** Begin DATA LINES **
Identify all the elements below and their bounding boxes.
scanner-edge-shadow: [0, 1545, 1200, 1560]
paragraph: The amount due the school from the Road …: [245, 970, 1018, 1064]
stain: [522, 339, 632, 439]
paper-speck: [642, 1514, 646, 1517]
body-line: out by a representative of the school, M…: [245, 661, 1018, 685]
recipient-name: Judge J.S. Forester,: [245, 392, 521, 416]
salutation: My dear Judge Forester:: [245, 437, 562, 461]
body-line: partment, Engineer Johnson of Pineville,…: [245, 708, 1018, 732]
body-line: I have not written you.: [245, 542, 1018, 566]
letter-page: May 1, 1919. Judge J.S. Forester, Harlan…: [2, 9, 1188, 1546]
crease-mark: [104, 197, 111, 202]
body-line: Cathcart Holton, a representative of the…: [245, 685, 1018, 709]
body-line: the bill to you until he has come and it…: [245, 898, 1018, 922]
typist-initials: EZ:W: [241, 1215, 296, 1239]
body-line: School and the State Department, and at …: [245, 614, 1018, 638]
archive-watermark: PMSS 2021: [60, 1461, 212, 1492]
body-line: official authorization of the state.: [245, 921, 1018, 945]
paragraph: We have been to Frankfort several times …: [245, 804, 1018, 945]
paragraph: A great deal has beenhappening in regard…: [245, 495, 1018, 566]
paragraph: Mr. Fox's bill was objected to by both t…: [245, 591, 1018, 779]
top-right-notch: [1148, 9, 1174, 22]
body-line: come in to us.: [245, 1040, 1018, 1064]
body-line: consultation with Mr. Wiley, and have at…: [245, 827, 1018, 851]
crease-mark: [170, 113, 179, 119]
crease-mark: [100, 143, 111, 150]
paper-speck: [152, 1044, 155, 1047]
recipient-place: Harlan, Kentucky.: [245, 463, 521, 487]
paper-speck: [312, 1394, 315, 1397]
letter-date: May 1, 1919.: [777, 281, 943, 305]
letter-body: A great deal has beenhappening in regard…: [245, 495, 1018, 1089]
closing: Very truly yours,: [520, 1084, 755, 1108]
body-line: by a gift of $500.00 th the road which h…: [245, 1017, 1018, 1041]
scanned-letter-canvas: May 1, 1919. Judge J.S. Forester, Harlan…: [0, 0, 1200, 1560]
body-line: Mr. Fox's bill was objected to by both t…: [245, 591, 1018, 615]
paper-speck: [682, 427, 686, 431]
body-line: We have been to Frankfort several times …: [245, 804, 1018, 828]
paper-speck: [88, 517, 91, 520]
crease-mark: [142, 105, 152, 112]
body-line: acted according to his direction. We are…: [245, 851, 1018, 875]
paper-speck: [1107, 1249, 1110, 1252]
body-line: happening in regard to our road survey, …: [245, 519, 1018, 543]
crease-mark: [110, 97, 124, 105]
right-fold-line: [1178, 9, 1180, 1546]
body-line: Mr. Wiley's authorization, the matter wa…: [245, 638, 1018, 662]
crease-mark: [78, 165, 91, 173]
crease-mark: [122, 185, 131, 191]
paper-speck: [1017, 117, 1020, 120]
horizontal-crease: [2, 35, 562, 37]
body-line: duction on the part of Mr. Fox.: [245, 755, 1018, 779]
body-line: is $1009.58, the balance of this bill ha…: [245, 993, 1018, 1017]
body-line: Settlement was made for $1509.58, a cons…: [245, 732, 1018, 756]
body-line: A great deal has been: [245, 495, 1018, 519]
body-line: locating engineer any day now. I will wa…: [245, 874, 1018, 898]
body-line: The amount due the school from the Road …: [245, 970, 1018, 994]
** End DATA LINES **
▶ [REQUIRED TASK]: Could you rename every "body-line" in the material to "text-line" and reproduce the rest of the material unchanged?

▶ [RESPONSE]:
Identify all the elements below and their bounding boxes.
scanner-edge-shadow: [0, 1545, 1200, 1560]
paragraph: The amount due the school from the Road …: [245, 970, 1018, 1064]
stain: [522, 339, 632, 439]
paper-speck: [642, 1514, 646, 1517]
text-line: out by a representative of the school, M…: [245, 661, 1018, 685]
recipient-name: Judge J.S. Forester,: [245, 392, 521, 416]
salutation: My dear Judge Forester:: [245, 437, 562, 461]
text-line: partment, Engineer Johnson of Pineville,…: [245, 708, 1018, 732]
text-line: I have not written you.: [245, 542, 1018, 566]
letter-page: May 1, 1919. Judge J.S. Forester, Harlan…: [2, 9, 1188, 1546]
crease-mark: [104, 197, 111, 202]
text-line: Cathcart Holton, a representative of the…: [245, 685, 1018, 709]
text-line: the bill to you until he has come and it…: [245, 898, 1018, 922]
typist-initials: EZ:W: [241, 1215, 296, 1239]
text-line: School and the State Department, and at …: [245, 614, 1018, 638]
archive-watermark: PMSS 2021: [60, 1461, 212, 1492]
text-line: official authorization of the state.: [245, 921, 1018, 945]
paragraph: We have been to Frankfort several times …: [245, 804, 1018, 945]
paragraph: A great deal has beenhappening in regard…: [245, 495, 1018, 566]
paragraph: Mr. Fox's bill was objected to by both t…: [245, 591, 1018, 779]
top-right-notch: [1148, 9, 1174, 22]
text-line: come in to us.: [245, 1040, 1018, 1064]
text-line: consultation with Mr. Wiley, and have at…: [245, 827, 1018, 851]
crease-mark: [170, 113, 179, 119]
crease-mark: [100, 143, 111, 150]
paper-speck: [152, 1044, 155, 1047]
recipient-place: Harlan, Kentucky.: [245, 463, 521, 487]
paper-speck: [312, 1394, 315, 1397]
letter-date: May 1, 1919.: [777, 281, 943, 305]
letter-body: A great deal has beenhappening in regard…: [245, 495, 1018, 1089]
closing: Very truly yours,: [520, 1084, 755, 1108]
text-line: by a gift of $500.00 th the road which h…: [245, 1017, 1018, 1041]
scanned-letter-canvas: May 1, 1919. Judge J.S. Forester, Harlan…: [0, 0, 1200, 1560]
text-line: Mr. Fox's bill was objected to by both t…: [245, 591, 1018, 615]
paper-speck: [682, 427, 686, 431]
text-line: We have been to Frankfort several times …: [245, 804, 1018, 828]
paper-speck: [88, 517, 91, 520]
crease-mark: [142, 105, 152, 112]
text-line: acted according to his direction. We are…: [245, 851, 1018, 875]
paper-speck: [1107, 1249, 1110, 1252]
text-line: happening in regard to our road survey, …: [245, 519, 1018, 543]
crease-mark: [110, 97, 124, 105]
right-fold-line: [1178, 9, 1180, 1546]
text-line: Mr. Wiley's authorization, the matter wa…: [245, 638, 1018, 662]
crease-mark: [78, 165, 91, 173]
crease-mark: [122, 185, 131, 191]
paper-speck: [1017, 117, 1020, 120]
horizontal-crease: [2, 35, 562, 37]
text-line: duction on the part of Mr. Fox.: [245, 755, 1018, 779]
text-line: is $1009.58, the balance of this bill ha…: [245, 993, 1018, 1017]
text-line: Settlement was made for $1509.58, a cons…: [245, 732, 1018, 756]
text-line: A great deal has been: [245, 495, 1018, 519]
text-line: locating engineer any day now. I will wa…: [245, 874, 1018, 898]
text-line: The amount due the school from the Road …: [245, 970, 1018, 994]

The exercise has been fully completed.